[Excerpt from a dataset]
┌──

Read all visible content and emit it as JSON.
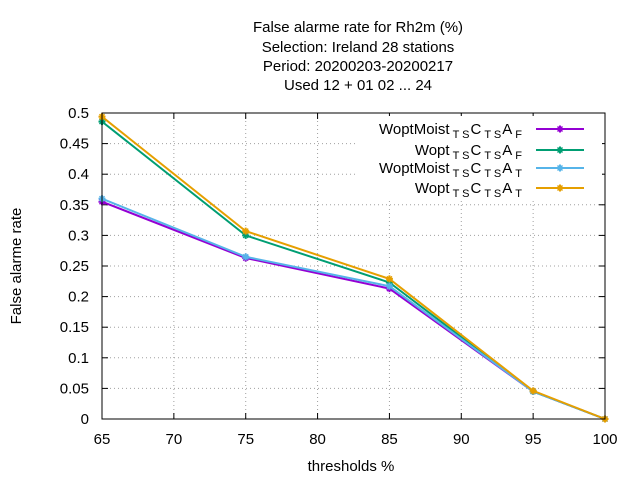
{
  "chart_data": {
    "type": "line",
    "title": [
      "False alarme rate  for Rh2m (%)",
      "Selection: Ireland      28 stations",
      "Period: 20200203-20200217",
      "Used  12 + 01 02 ... 24"
    ],
    "xlabel": "thresholds %",
    "ylabel": "False alarme rate",
    "xlim": [
      65,
      100
    ],
    "ylim": [
      0,
      0.5
    ],
    "xticks": [
      65,
      70,
      75,
      80,
      85,
      90,
      95,
      100
    ],
    "yticks": [
      0,
      0.05,
      0.1,
      0.15,
      0.2,
      0.25,
      0.3,
      0.35,
      0.4,
      0.45,
      0.5
    ],
    "ytick_labels": [
      "0",
      "0.05",
      "0.1",
      "0.15",
      "0.2",
      "0.25",
      "0.3",
      "0.35",
      "0.4",
      "0.45",
      "0.5"
    ],
    "grid": true,
    "legend_position": "top-right",
    "x": [
      65,
      75,
      85,
      95,
      100
    ],
    "series": [
      {
        "name": "WoptMoist",
        "sub1": "T S",
        "mid": "C",
        "sub2": "T S",
        "tail": "A",
        "sub3": "F",
        "color": "#9400d3",
        "values": [
          0.355,
          0.263,
          0.213,
          0.045,
          0.0
        ]
      },
      {
        "name": "Wopt",
        "sub1": "T S",
        "mid": "C",
        "sub2": "T S",
        "tail": "A",
        "sub3": "F",
        "color": "#009e73",
        "values": [
          0.486,
          0.3,
          0.223,
          0.045,
          0.0
        ]
      },
      {
        "name": "WoptMoist",
        "sub1": "T S",
        "mid": "C",
        "sub2": "T S",
        "tail": "A",
        "sub3": "T",
        "color": "#56b4e9",
        "values": [
          0.36,
          0.265,
          0.217,
          0.045,
          0.0
        ]
      },
      {
        "name": "Wopt",
        "sub1": "T S",
        "mid": "C",
        "sub2": "T S",
        "tail": "A",
        "sub3": "T",
        "color": "#e69f00",
        "values": [
          0.494,
          0.307,
          0.229,
          0.046,
          0.0
        ]
      }
    ]
  }
}
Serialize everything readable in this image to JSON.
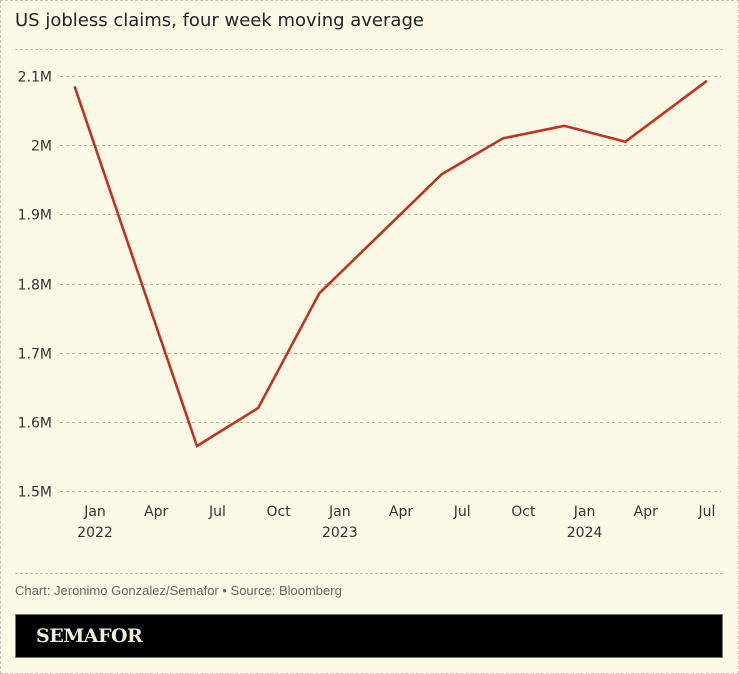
{
  "colors": {
    "background": "#fcf9e6",
    "line": "#c0331f",
    "grid": "#b9b6a8",
    "brand_bar": "#000000",
    "brand_text": "#f3efd6"
  },
  "credits": "Chart: Jeronimo Gonzalez/Semafor • Source: Bloomberg",
  "brand": "SEMAFOR",
  "chart_data": {
    "type": "line",
    "title": "US jobless claims, four week moving average",
    "xlabel": "",
    "ylabel": "",
    "ylim": [
      1500000,
      2100000
    ],
    "y_ticks": [
      {
        "value": 2100000,
        "label": "2.1M"
      },
      {
        "value": 2000000,
        "label": "2M"
      },
      {
        "value": 1900000,
        "label": "1.9M"
      },
      {
        "value": 1800000,
        "label": "1.8M"
      },
      {
        "value": 1700000,
        "label": "1.7M"
      },
      {
        "value": 1600000,
        "label": "1.6M"
      },
      {
        "value": 1500000,
        "label": "1.5M"
      }
    ],
    "x_range_months": [
      "2021-12",
      "2024-07"
    ],
    "x_ticks": [
      {
        "month": "2022-01",
        "label": "Jan",
        "sublabel": "2022"
      },
      {
        "month": "2022-04",
        "label": "Apr",
        "sublabel": ""
      },
      {
        "month": "2022-07",
        "label": "Jul",
        "sublabel": ""
      },
      {
        "month": "2022-10",
        "label": "Oct",
        "sublabel": ""
      },
      {
        "month": "2023-01",
        "label": "Jan",
        "sublabel": "2023"
      },
      {
        "month": "2023-04",
        "label": "Apr",
        "sublabel": ""
      },
      {
        "month": "2023-07",
        "label": "Jul",
        "sublabel": ""
      },
      {
        "month": "2023-10",
        "label": "Oct",
        "sublabel": ""
      },
      {
        "month": "2024-01",
        "label": "Jan",
        "sublabel": "2024"
      },
      {
        "month": "2024-04",
        "label": "Apr",
        "sublabel": ""
      },
      {
        "month": "2024-07",
        "label": "Jul",
        "sublabel": ""
      }
    ],
    "grid": true,
    "legend": "none",
    "series": [
      {
        "name": "US jobless claims (4-week moving average)",
        "points": [
          {
            "month": "2021-12",
            "value": 2085000
          },
          {
            "month": "2022-06",
            "value": 1565000
          },
          {
            "month": "2022-09",
            "value": 1620000
          },
          {
            "month": "2022-12",
            "value": 1786000
          },
          {
            "month": "2023-06",
            "value": 1958000
          },
          {
            "month": "2023-09",
            "value": 2010000
          },
          {
            "month": "2023-12",
            "value": 2028000
          },
          {
            "month": "2024-03",
            "value": 2005000
          },
          {
            "month": "2024-07",
            "value": 2093000
          }
        ]
      }
    ]
  }
}
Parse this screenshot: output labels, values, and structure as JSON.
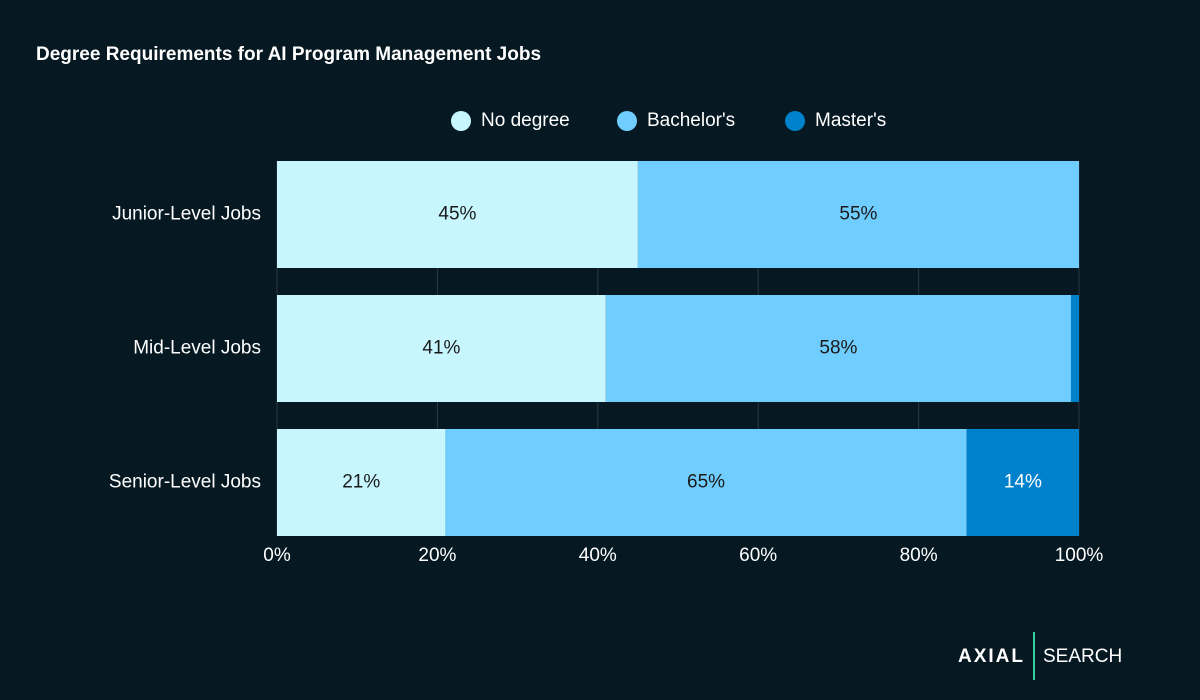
{
  "chart_data": {
    "type": "stacked-barh",
    "title": "Degree Requirements for AI Program Management Jobs",
    "categories": [
      "Junior-Level Jobs",
      "Mid-Level Jobs",
      "Senior-Level Jobs"
    ],
    "series": [
      {
        "name": "No degree",
        "color": "#c8f6ff",
        "label_color": "#1a1a1a",
        "values": [
          45,
          41,
          21
        ],
        "value_labels": [
          "45%",
          "41%",
          "21%"
        ]
      },
      {
        "name": "Bachelor's",
        "color": "#70cdff",
        "label_color": "#1a1a1a",
        "values": [
          55,
          58,
          65
        ],
        "value_labels": [
          "55%",
          "58%",
          "65%"
        ]
      },
      {
        "name": "Master's",
        "color": "#0081cc",
        "label_color": "#ffffff",
        "values": [
          0,
          1,
          14
        ],
        "value_labels": [
          null,
          null,
          "14%"
        ]
      }
    ],
    "xlim": [
      0,
      100
    ],
    "xticks": [
      {
        "value": 0,
        "label": "0%"
      },
      {
        "value": 20,
        "label": "20%"
      },
      {
        "value": 40,
        "label": "40%"
      },
      {
        "value": 60,
        "label": "60%"
      },
      {
        "value": 80,
        "label": "80%"
      },
      {
        "value": 100,
        "label": "100%"
      }
    ],
    "grid": true,
    "legend": "top"
  },
  "logo": {
    "left": "AXIAL",
    "right": "SEARCH"
  }
}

└──

▸ Written problem:
A faithful copy of the records above is needed, with the pictures left out.

▸ Solution:
Read all visible content and emit it as JSON.
{
  "chart_data": {
    "type": "line",
    "title": [
      "False alarme rate  for Rh2m (%)",
      "Selection: Ireland      28 stations",
      "Period: 20200203-20200217",
      "Used  12 + 01 02 ... 24"
    ],
    "xlabel": "thresholds %",
    "ylabel": "False alarme rate",
    "xlim": [
      65,
      100
    ],
    "ylim": [
      0,
      0.5
    ],
    "xticks": [
      65,
      70,
      75,
      80,
      85,
      90,
      95,
      100
    ],
    "yticks": [
      0,
      0.05,
      0.1,
      0.15,
      0.2,
      0.25,
      0.3,
      0.35,
      0.4,
      0.45,
      0.5
    ],
    "ytick_labels": [
      "0",
      "0.05",
      "0.1",
      "0.15",
      "0.2",
      "0.25",
      "0.3",
      "0.35",
      "0.4",
      "0.45",
      "0.5"
    ],
    "grid": true,
    "legend_position": "top-right",
    "x": [
      65,
      75,
      85,
      95,
      100
    ],
    "series": [
      {
        "name": "WoptMoist",
        "sub1": "T S",
        "mid": "C",
        "sub2": "T S",
        "tail": "A",
        "sub3": "F",
        "color": "#9400d3",
        "values": [
          0.355,
          0.263,
          0.213,
          0.045,
          0.0
        ]
      },
      {
        "name": "Wopt",
        "sub1": "T S",
        "mid": "C",
        "sub2": "T S",
        "tail": "A",
        "sub3": "F",
        "color": "#009e73",
        "values": [
          0.486,
          0.3,
          0.223,
          0.045,
          0.0
        ]
      },
      {
        "name": "WoptMoist",
        "sub1": "T S",
        "mid": "C",
        "sub2": "T S",
        "tail": "A",
        "sub3": "T",
        "color": "#56b4e9",
        "values": [
          0.36,
          0.265,
          0.217,
          0.045,
          0.0
        ]
      },
      {
        "name": "Wopt",
        "sub1": "T S",
        "mid": "C",
        "sub2": "T S",
        "tail": "A",
        "sub3": "T",
        "color": "#e69f00",
        "values": [
          0.494,
          0.307,
          0.229,
          0.046,
          0.0
        ]
      }
    ]
  }
}
Serialize everything readable in this image to JSON.
{
  "colors": {
    "background": "#fcf9e6",
    "line": "#c0331f",
    "grid": "#b9b6a8",
    "brand_bar": "#000000",
    "brand_text": "#f3efd6"
  },
  "credits": "Chart: Jeronimo Gonzalez/Semafor • Source: Bloomberg",
  "brand": "SEMAFOR",
  "chart_data": {
    "type": "line",
    "title": "US jobless claims, four week moving average",
    "xlabel": "",
    "ylabel": "",
    "ylim": [
      1500000,
      2100000
    ],
    "y_ticks": [
      {
        "value": 2100000,
        "label": "2.1M"
      },
      {
        "value": 2000000,
        "label": "2M"
      },
      {
        "value": 1900000,
        "label": "1.9M"
      },
      {
        "value": 1800000,
        "label": "1.8M"
      },
      {
        "value": 1700000,
        "label": "1.7M"
      },
      {
        "value": 1600000,
        "label": "1.6M"
      },
      {
        "value": 1500000,
        "label": "1.5M"
      }
    ],
    "x_range_months": [
      "2021-12",
      "2024-07"
    ],
    "x_ticks": [
      {
        "month": "2022-01",
        "label": "Jan",
        "sublabel": "2022"
      },
      {
        "month": "2022-04",
        "label": "Apr",
        "sublabel": ""
      },
      {
        "month": "2022-07",
        "label": "Jul",
        "sublabel": ""
      },
      {
        "month": "2022-10",
        "label": "Oct",
        "sublabel": ""
      },
      {
        "month": "2023-01",
        "label": "Jan",
        "sublabel": "2023"
      },
      {
        "month": "2023-04",
        "label": "Apr",
        "sublabel": ""
      },
      {
        "month": "2023-07",
        "label": "Jul",
        "sublabel": ""
      },
      {
        "month": "2023-10",
        "label": "Oct",
        "sublabel": ""
      },
      {
        "month": "2024-01",
        "label": "Jan",
        "sublabel": "2024"
      },
      {
        "month": "2024-04",
        "label": "Apr",
        "sublabel": ""
      },
      {
        "month": "2024-07",
        "label": "Jul",
        "sublabel": ""
      }
    ],
    "grid": true,
    "legend": "none",
    "series": [
      {
        "name": "US jobless claims (4-week moving average)",
        "points": [
          {
            "month": "2021-12",
            "value": 2085000
          },
          {
            "month": "2022-06",
            "value": 1565000
          },
          {
            "month": "2022-09",
            "value": 1620000
          },
          {
            "month": "2022-12",
            "value": 1786000
          },
          {
            "month": "2023-06",
            "value": 1958000
          },
          {
            "month": "2023-09",
            "value": 2010000
          },
          {
            "month": "2023-12",
            "value": 2028000
          },
          {
            "month": "2024-03",
            "value": 2005000
          },
          {
            "month": "2024-07",
            "value": 2093000
          }
        ]
      }
    ]
  }
}
Parse this screenshot: output labels, values, and structure as JSON.
{
  "chart_data": {
    "type": "stacked-barh",
    "title": "Degree Requirements for AI Program Management Jobs",
    "categories": [
      "Junior-Level Jobs",
      "Mid-Level Jobs",
      "Senior-Level Jobs"
    ],
    "series": [
      {
        "name": "No degree",
        "color": "#c8f6ff",
        "label_color": "#1a1a1a",
        "values": [
          45,
          41,
          21
        ],
        "value_labels": [
          "45%",
          "41%",
          "21%"
        ]
      },
      {
        "name": "Bachelor's",
        "color": "#70cdff",
        "label_color": "#1a1a1a",
        "values": [
          55,
          58,
          65
        ],
        "value_labels": [
          "55%",
          "58%",
          "65%"
        ]
      },
      {
        "name": "Master's",
        "color": "#0081cc",
        "label_color": "#ffffff",
        "values": [
          0,
          1,
          14
        ],
        "value_labels": [
          null,
          null,
          "14%"
        ]
      }
    ],
    "xlim": [
      0,
      100
    ],
    "xticks": [
      {
        "value": 0,
        "label": "0%"
      },
      {
        "value": 20,
        "label": "20%"
      },
      {
        "value": 40,
        "label": "40%"
      },
      {
        "value": 60,
        "label": "60%"
      },
      {
        "value": 80,
        "label": "80%"
      },
      {
        "value": 100,
        "label": "100%"
      }
    ],
    "grid": true,
    "legend": "top"
  },
  "logo": {
    "left": "AXIAL",
    "right": "SEARCH"
  }
}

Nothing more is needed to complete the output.